--- Begin STORED RECORDS ---

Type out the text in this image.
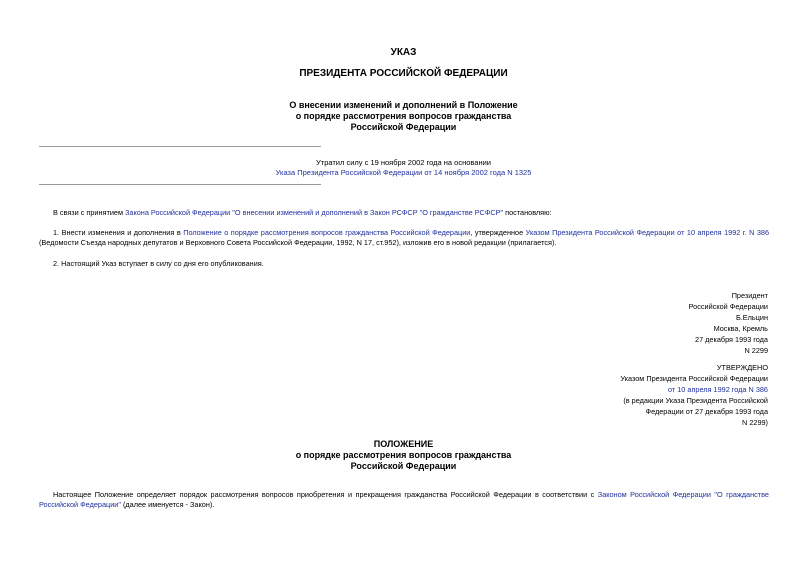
УКАЗ
ПРЕЗИДЕНТА РОССИЙСКОЙ ФЕДЕРАЦИИ
О внесении изменений и дополнений в Положение
о порядке рассмотрения вопросов гражданства
Российской Федерации
Утратил силу с 19 ноября 2002 года на основании
Указа Президента Российской Федерации от 14 ноября 2002 года N 1325
В связи с принятием Закона Российской Федерации "О внесении изменений и дополнений в Закон РСФСР "О гражданстве РСФСР" постановляю:
1. Внести изменения и дополнения в Положение о порядке рассмотрения вопросов гражданства Российской Федерации, утвержденное Указом Президента Российской Федерации от 10 апреля 1992 г. N 386 (Ведомости Съезда народных депутатов и Верховного Совета Российской Федерации, 1992, N 17, ст.952), изложив его в новой редакции (прилагается).
2. Настоящий Указ вступает в силу со дня его опубликования.
Президент
Российской Федерации
Б.Ельцин
Москва, Кремль
27 декабря 1993 года
N 2299
УТВЕРЖДЕНО
Указом Президента Российской Федерации
от 10 апреля 1992 года N 386
(в редакции Указа Президента Российской
Федерации от 27 декабря 1993 года
N 2299)
ПОЛОЖЕНИЕ
о порядке рассмотрения вопросов гражданства
Российской Федерации
Настоящее Положение определяет порядок рассмотрения вопросов приобретения и прекращения гражданства Российской Федерации в соответствии с Законом Российской Федерации "О гражданстве Российской Федерации" (далее именуется - Закон).
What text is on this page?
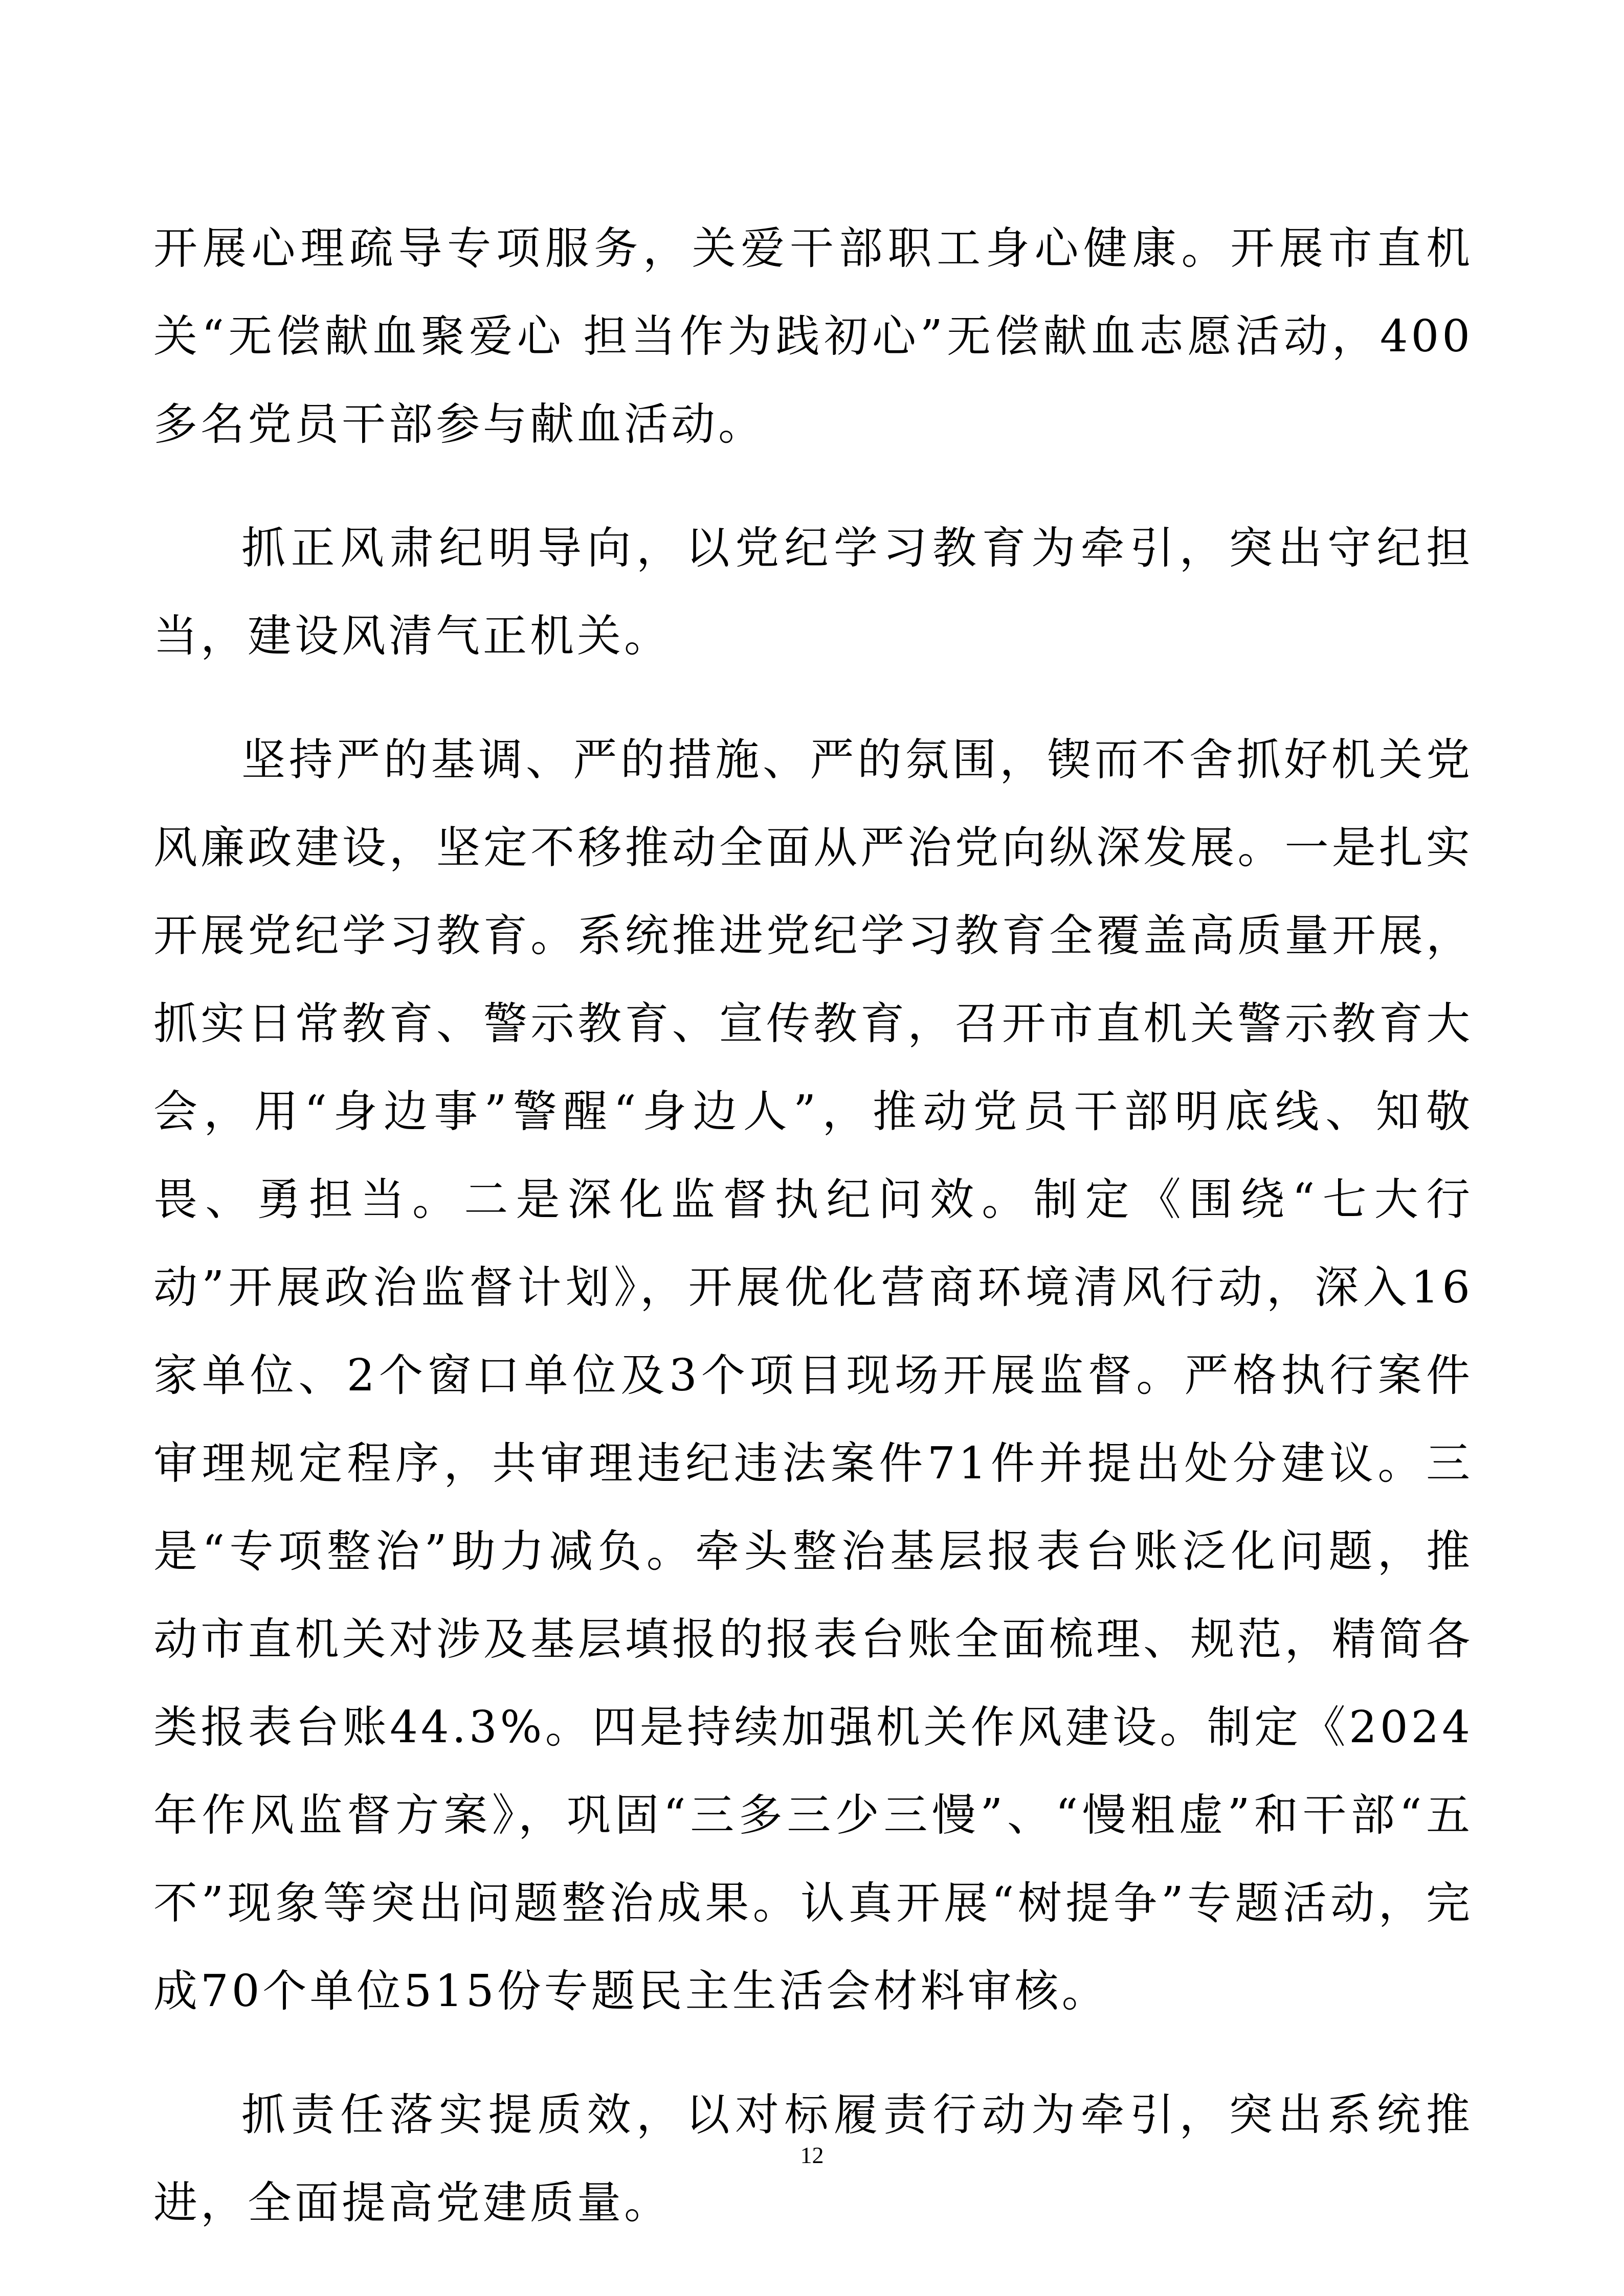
开展心理疏导专项服务，关爱干部职工身心健康。开展市直机关“无偿献血聚爱心 担当作为践初心”无偿献血志愿活动，400多名党员干部参与献血活动。

抓正风肃纪明导向，以党纪学习教育为牵引，突出守纪担当，建设风清气正机关。

坚持严的基调、严的措施、严的氛围，锲而不舍抓好机关党风廉政建设，坚定不移推动全面从严治党向纵深发展。一是扎实开展党纪学习教育。系统推进党纪学习教育全覆盖高质量开展，抓实日常教育、警示教育、宣传教育，召开市直机关警示教育大会，用“身边事”警醒“身边人”，推动党员干部明底线、知敬畏、勇担当。二是深化监督执纪问效。制定《围绕“七大行动”开展政治监督计划》，开展优化营商环境清风行动，深入16家单位、2个窗口单位及3个项目现场开展监督。严格执行案件审理规定程序，共审理违纪违法案件71件并提出处分建议。三是“专项整治”助力减负。牵头整治基层报表台账泛化问题，推动市直机关对涉及基层填报的报表台账全面梳理、规范，精简各类报表台账44.3%。四是持续加强机关作风建设。制定《2024年作风监督方案》，巩固“三多三少三慢”、“慢粗虚”和干部“五不”现象等突出问题整治成果。认真开展“树提争”专题活动，完成70个单位515份专题民主生活会材料审核。

抓责任落实提质效，以对标履责行动为牵引，突出系统推进，全面提高党建质量。

12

--- End STORED RECORDS ---

_WHAT THIS TASK INVOLVES_:
Your task is to repeat the data above exactly while excluding the pictures.

_ANSWER_:
Type out the text in this image.
УКАЗ
ПРЕЗИДЕНТА РОССИЙСКОЙ ФЕДЕРАЦИИ
О внесении изменений и дополнений в Положение
о порядке рассмотрения вопросов гражданства
Российской Федерации
Утратил силу с 19 ноября 2002 года на основании
Указа Президента Российской Федерации от 14 ноября 2002 года N 1325
В связи с принятием Закона Российской Федерации "О внесении изменений и дополнений в Закон РСФСР "О гражданстве РСФСР" постановляю:
1. Внести изменения и дополнения в Положение о порядке рассмотрения вопросов гражданства Российской Федерации, утвержденное Указом Президента Российской Федерации от 10 апреля 1992 г. N 386 (Ведомости Съезда народных депутатов и Верховного Совета Российской Федерации, 1992, N 17, ст.952), изложив его в новой редакции (прилагается).
2. Настоящий Указ вступает в силу со дня его опубликования.
Президент
Российской Федерации
Б.Ельцин
Москва, Кремль
27 декабря 1993 года
N 2299
УТВЕРЖДЕНО
Указом Президента Российской Федерации
от 10 апреля 1992 года N 386
(в редакции Указа Президента Российской
Федерации от 27 декабря 1993 года
N 2299)
ПОЛОЖЕНИЕ
о порядке рассмотрения вопросов гражданства
Российской Федерации
Настоящее Положение определяет порядок рассмотрения вопросов приобретения и прекращения гражданства Российской Федерации в соответствии с Законом Российской Федерации "О гражданстве Российской Федерации" (далее именуется - Закон).
What text is on this page?
开展心理疏导专项服务，关爱干部职工身心健康。开展市直机关“无偿献血聚爱心 担当作为践初心”无偿献血志愿活动，400多名党员干部参与献血活动。

抓正风肃纪明导向，以党纪学习教育为牵引，突出守纪担当，建设风清气正机关。

坚持严的基调、严的措施、严的氛围，锲而不舍抓好机关党风廉政建设，坚定不移推动全面从严治党向纵深发展。一是扎实开展党纪学习教育。系统推进党纪学习教育全覆盖高质量开展，抓实日常教育、警示教育、宣传教育，召开市直机关警示教育大会，用“身边事”警醒“身边人”，推动党员干部明底线、知敬畏、勇担当。二是深化监督执纪问效。制定《围绕“七大行动”开展政治监督计划》，开展优化营商环境清风行动，深入16家单位、2个窗口单位及3个项目现场开展监督。严格执行案件审理规定程序，共审理违纪违法案件71件并提出处分建议。三是“专项整治”助力减负。牵头整治基层报表台账泛化问题，推动市直机关对涉及基层填报的报表台账全面梳理、规范，精简各类报表台账44.3%。四是持续加强机关作风建设。制定《2024年作风监督方案》，巩固“三多三少三慢”、“慢粗虚”和干部“五不”现象等突出问题整治成果。认真开展“树提争”专题活动，完成70个单位515份专题民主生活会材料审核。

抓责任落实提质效，以对标履责行动为牵引，突出系统推进，全面提高党建质量。

12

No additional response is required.